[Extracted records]
_ _ _

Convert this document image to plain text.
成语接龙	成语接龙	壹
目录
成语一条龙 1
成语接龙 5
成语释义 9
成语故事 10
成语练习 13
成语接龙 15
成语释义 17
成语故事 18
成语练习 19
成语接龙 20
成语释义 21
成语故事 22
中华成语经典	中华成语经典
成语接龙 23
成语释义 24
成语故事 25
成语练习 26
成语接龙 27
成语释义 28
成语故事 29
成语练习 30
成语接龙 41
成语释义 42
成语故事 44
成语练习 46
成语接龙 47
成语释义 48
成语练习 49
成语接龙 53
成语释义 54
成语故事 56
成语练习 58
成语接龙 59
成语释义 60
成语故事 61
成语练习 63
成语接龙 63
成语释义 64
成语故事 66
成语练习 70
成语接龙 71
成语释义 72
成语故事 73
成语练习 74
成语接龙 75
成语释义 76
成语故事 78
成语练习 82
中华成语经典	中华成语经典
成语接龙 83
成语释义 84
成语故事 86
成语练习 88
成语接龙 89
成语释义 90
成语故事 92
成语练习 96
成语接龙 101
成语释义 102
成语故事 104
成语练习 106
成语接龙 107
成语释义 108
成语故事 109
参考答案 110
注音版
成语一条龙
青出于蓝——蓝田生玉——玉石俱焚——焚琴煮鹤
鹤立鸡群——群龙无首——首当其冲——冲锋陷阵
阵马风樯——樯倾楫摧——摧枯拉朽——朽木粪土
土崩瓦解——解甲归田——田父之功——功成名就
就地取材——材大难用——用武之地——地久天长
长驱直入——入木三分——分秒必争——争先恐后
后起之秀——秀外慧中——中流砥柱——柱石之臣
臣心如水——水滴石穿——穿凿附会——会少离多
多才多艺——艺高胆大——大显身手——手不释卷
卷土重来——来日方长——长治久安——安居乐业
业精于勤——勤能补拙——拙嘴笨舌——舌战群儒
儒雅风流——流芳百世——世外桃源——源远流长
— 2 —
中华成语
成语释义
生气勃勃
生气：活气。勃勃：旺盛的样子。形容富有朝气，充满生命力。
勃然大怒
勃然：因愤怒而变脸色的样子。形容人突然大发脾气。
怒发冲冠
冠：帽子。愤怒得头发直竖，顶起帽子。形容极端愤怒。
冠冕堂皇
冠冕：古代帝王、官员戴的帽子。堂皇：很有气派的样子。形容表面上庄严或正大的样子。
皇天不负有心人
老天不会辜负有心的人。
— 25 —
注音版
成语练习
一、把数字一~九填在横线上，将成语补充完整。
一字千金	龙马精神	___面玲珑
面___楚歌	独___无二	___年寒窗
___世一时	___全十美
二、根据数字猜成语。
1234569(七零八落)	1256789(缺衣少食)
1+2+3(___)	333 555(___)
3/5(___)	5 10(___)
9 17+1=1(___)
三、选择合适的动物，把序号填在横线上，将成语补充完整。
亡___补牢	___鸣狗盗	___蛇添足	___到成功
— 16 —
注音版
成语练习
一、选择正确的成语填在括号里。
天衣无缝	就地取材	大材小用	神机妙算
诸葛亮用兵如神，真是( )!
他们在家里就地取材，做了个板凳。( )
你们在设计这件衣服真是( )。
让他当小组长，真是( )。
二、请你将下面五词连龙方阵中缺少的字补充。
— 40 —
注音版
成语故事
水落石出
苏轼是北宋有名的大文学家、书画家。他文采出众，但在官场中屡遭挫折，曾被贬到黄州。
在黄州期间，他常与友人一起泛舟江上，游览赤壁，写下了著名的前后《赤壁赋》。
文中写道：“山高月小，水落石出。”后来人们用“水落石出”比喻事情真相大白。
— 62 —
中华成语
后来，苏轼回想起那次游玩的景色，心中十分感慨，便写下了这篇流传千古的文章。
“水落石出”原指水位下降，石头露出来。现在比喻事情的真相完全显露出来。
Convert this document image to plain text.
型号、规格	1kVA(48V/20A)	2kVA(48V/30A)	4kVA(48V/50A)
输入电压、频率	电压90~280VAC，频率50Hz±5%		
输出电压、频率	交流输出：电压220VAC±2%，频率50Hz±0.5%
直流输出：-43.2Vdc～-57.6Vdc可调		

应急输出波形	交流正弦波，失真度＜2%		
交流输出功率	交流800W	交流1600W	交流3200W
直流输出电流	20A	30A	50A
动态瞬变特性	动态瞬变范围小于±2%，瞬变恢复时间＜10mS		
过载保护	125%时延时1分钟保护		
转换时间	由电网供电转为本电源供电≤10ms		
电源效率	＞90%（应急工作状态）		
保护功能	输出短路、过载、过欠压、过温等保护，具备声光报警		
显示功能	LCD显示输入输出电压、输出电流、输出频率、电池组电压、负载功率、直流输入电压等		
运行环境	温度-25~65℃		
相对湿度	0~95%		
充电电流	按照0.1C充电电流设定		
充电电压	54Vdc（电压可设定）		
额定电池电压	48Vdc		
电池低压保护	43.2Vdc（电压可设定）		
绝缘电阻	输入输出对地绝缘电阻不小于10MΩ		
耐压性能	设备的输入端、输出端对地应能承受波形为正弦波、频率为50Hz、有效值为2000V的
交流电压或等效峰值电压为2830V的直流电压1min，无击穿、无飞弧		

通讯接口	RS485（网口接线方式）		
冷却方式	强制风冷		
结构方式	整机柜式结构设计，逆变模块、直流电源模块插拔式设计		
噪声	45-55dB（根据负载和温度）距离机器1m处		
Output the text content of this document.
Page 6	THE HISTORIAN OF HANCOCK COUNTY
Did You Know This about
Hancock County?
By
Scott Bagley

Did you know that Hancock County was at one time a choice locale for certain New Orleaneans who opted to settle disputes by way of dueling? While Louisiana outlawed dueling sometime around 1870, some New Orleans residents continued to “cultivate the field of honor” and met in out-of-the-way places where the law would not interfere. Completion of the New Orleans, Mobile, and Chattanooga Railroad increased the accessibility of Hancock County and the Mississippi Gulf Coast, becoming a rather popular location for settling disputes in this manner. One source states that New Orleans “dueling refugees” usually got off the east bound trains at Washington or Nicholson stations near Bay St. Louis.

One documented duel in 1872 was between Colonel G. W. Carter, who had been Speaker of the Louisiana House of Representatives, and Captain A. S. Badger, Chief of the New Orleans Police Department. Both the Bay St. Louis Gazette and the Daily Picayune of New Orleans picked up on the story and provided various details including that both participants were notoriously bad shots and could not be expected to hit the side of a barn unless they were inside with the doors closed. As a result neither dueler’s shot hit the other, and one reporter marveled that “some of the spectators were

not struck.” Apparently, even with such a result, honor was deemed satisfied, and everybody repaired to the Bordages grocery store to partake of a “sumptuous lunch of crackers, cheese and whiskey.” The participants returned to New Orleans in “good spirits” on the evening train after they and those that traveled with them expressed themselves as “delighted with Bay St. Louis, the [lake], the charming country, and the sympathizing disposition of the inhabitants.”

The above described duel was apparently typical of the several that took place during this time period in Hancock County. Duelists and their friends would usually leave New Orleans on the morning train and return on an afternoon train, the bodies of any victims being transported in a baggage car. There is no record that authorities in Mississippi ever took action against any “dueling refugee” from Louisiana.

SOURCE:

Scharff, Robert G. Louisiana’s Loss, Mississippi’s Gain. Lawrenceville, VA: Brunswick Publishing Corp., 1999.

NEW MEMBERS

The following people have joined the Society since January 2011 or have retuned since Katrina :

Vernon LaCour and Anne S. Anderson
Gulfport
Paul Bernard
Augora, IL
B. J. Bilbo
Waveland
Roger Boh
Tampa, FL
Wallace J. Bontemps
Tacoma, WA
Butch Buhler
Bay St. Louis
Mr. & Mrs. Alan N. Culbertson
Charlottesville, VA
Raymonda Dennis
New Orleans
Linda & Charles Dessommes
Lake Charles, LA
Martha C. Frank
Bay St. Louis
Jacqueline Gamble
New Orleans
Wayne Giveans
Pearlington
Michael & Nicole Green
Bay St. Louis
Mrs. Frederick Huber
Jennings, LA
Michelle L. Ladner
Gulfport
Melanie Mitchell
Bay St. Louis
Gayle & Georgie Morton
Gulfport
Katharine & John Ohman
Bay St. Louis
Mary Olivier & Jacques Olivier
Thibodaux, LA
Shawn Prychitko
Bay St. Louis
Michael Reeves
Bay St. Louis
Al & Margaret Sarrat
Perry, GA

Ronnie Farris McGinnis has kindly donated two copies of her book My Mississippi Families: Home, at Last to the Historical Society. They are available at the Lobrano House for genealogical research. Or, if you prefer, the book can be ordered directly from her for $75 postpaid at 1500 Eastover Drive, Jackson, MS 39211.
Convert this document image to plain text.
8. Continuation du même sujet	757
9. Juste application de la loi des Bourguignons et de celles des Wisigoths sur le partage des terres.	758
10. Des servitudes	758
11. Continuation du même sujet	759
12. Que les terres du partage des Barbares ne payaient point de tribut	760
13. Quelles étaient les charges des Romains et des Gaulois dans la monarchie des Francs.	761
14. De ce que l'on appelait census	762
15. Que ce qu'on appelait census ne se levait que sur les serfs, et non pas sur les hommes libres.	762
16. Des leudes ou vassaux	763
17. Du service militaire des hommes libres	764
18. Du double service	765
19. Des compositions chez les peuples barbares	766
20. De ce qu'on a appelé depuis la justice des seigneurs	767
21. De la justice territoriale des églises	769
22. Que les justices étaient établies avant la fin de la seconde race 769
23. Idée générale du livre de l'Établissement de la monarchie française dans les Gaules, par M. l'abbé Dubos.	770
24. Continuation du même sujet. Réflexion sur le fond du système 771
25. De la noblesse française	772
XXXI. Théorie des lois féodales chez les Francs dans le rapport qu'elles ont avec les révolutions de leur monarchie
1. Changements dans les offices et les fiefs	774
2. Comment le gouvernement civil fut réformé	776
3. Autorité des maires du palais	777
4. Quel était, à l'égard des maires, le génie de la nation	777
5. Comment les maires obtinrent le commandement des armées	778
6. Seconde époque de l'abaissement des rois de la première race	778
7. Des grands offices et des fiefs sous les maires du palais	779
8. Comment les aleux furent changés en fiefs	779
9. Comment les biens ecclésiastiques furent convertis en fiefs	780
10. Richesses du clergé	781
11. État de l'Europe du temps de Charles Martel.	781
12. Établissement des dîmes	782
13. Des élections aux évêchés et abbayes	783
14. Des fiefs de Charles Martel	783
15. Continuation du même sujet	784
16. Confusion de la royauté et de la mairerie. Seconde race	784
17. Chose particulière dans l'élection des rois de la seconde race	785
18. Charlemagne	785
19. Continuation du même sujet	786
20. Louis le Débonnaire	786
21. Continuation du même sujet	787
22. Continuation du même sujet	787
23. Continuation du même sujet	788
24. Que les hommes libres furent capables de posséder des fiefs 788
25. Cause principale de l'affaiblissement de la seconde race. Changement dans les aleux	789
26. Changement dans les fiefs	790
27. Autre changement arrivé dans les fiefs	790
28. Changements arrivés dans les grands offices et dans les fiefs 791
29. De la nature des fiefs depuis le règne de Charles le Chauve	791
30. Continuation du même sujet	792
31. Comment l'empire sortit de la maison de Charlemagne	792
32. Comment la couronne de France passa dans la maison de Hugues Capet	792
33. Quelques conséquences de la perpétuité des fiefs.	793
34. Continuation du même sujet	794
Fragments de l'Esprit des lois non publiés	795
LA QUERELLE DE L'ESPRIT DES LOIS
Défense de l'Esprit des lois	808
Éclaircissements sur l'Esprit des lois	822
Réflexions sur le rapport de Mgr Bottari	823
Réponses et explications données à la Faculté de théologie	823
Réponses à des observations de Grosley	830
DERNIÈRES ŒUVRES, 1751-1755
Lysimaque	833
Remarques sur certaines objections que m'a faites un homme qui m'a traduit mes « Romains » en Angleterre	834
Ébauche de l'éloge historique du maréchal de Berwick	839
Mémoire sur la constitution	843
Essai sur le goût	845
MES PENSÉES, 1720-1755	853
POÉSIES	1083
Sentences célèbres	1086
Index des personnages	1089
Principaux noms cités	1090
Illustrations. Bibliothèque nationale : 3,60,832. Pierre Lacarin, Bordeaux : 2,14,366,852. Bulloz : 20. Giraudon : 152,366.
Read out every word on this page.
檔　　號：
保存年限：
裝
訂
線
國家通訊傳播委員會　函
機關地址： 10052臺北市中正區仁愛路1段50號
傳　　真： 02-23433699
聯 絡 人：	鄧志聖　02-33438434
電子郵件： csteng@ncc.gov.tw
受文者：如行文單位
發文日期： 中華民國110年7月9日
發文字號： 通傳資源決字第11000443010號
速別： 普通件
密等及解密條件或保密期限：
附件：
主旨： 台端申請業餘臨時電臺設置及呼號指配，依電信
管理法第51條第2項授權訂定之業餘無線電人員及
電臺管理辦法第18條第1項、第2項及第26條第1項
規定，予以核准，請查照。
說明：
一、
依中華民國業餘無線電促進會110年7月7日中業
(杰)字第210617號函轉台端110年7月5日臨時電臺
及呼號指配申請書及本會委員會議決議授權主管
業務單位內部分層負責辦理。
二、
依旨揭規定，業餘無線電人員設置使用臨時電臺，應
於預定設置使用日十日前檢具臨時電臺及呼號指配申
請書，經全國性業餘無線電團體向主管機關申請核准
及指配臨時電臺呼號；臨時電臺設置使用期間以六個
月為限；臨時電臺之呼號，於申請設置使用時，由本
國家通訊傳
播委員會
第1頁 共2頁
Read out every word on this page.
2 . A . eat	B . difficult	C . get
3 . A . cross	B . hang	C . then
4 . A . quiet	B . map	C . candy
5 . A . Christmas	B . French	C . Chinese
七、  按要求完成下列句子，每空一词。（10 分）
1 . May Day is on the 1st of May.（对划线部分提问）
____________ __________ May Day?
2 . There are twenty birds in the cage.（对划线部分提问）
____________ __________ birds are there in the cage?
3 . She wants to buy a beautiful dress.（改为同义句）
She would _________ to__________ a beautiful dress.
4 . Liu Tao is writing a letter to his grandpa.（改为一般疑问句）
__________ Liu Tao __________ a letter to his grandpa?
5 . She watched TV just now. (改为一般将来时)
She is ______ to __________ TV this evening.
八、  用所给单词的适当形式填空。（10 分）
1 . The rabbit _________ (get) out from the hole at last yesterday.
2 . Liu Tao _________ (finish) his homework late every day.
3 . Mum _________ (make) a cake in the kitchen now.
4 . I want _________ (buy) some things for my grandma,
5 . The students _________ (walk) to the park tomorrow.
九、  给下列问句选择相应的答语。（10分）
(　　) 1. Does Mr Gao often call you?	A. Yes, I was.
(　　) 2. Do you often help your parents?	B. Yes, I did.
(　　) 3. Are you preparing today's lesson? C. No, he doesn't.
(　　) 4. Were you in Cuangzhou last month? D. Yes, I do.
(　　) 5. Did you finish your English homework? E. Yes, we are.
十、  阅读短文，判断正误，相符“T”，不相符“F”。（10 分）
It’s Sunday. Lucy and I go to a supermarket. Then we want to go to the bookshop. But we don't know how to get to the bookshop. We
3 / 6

_ _ _

▶ Work to do
Copy out every line from the records that has the word "Society".

▶ Response
The following people have joined the Society since January 2011 or have retuned since Katrina :
Ronnie Farris McGinnis has kindly donated two copies of her book My Mississippi Families: Home, at Last to the Historical Society. They are available at the Lobrano House for genealogical research. Or, if you prefer, the book can be ordered directly from her for $75 postpaid at 1500 Eastover Drive, Jackson, MS 39211.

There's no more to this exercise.